Directions:
In the following material, identify every line holding the string "Радищева" and return it.

Supplied material:
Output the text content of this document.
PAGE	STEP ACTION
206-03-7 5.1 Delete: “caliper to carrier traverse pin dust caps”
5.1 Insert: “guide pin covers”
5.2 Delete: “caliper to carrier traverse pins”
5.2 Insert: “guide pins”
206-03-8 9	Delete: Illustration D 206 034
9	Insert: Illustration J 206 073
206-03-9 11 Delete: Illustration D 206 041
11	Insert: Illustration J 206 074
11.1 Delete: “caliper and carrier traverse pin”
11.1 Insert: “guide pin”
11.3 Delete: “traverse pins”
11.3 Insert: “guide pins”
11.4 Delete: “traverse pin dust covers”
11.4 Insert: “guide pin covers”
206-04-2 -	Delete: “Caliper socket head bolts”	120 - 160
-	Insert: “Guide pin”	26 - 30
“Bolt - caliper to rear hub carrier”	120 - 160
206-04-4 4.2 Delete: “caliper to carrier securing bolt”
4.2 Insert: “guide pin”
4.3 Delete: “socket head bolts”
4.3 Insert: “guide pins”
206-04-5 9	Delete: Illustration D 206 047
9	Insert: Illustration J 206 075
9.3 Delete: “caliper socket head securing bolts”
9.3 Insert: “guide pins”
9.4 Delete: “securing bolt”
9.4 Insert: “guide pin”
...
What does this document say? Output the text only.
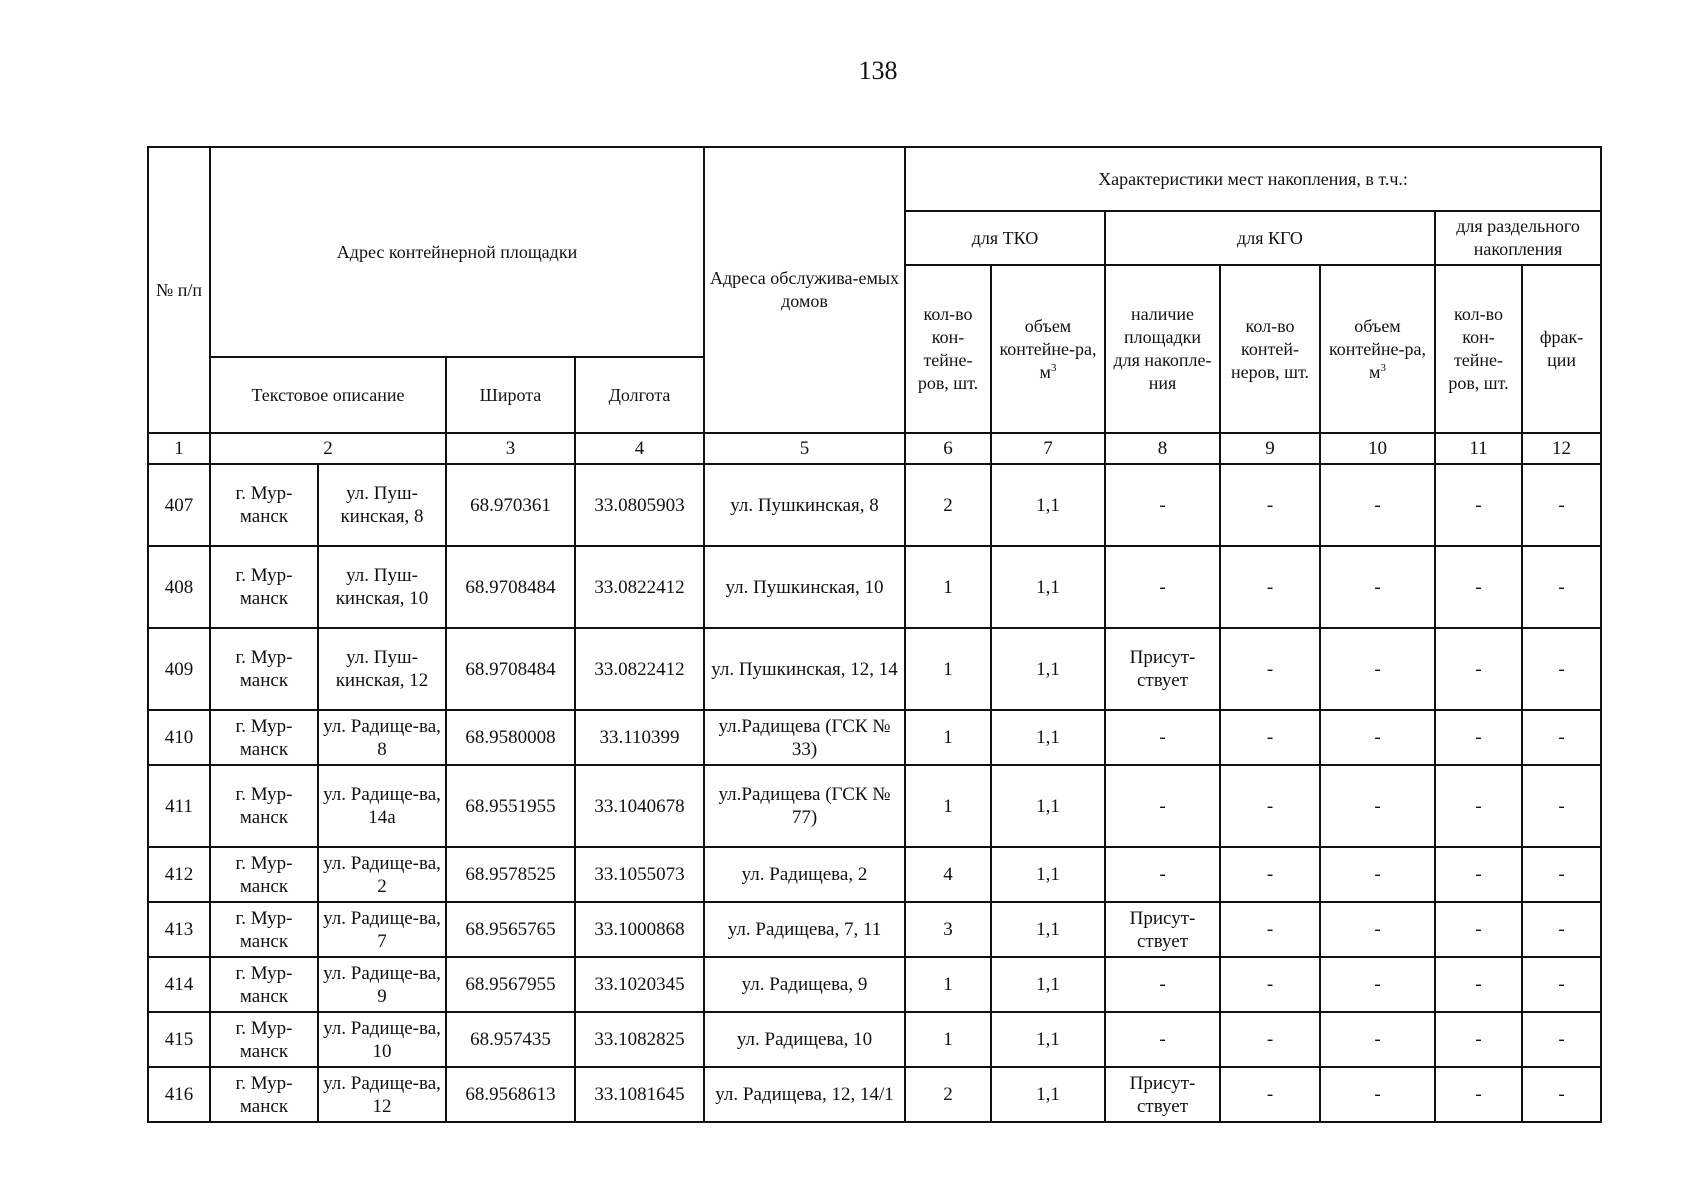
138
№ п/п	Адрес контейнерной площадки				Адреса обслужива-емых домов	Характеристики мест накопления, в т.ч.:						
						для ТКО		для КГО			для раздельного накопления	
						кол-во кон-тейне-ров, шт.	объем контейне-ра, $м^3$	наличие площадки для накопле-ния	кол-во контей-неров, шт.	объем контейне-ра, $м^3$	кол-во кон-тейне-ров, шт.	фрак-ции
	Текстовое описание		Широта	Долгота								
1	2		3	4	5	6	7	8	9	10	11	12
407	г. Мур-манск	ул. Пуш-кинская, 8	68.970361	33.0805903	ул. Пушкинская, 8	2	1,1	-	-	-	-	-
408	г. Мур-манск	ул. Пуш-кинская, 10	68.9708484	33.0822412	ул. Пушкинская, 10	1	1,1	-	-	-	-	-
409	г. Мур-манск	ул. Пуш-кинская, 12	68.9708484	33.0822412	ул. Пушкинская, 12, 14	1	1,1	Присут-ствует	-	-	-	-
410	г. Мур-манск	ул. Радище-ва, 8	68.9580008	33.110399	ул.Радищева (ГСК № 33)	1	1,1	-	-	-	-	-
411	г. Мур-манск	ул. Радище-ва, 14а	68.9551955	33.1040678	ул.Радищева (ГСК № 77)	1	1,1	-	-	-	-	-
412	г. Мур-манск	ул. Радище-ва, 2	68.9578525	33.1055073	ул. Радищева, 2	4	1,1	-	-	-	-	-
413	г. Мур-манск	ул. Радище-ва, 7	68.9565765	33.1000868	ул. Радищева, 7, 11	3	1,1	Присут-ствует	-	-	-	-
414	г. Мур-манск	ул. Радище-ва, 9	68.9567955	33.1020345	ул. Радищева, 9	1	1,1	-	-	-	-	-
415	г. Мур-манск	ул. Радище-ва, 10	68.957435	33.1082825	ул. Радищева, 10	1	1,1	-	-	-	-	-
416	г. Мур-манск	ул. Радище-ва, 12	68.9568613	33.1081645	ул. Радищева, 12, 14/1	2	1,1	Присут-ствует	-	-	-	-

Result of the exercise:
410	г. Мур-манск	ул. Радище-ва, 8	68.9580008	33.110399	ул.Радищева (ГСК № 33)	1	1,1	-	-	-	-	-
411	г. Мур-манск	ул. Радище-ва, 14а	68.9551955	33.1040678	ул.Радищева (ГСК № 77)	1	1,1	-	-	-	-	-
412	г. Мур-манск	ул. Радище-ва, 2	68.9578525	33.1055073	ул. Радищева, 2	4	1,1	-	-	-	-	-
413	г. Мур-манск	ул. Радище-ва, 7	68.9565765	33.1000868	ул. Радищева, 7, 11	3	1,1	Присут-ствует	-	-	-	-
414	г. Мур-манск	ул. Радище-ва, 9	68.9567955	33.1020345	ул. Радищева, 9	1	1,1	-	-	-	-	-
415	г. Мур-манск	ул. Радище-ва, 10	68.957435	33.1082825	ул. Радищева, 10	1	1,1	-	-	-	-	-
416	г. Мур-манск	ул. Радище-ва, 12	68.9568613	33.1081645	ул. Радищева, 12, 14/1	2	1,1	Присут-ствует	-	-	-	-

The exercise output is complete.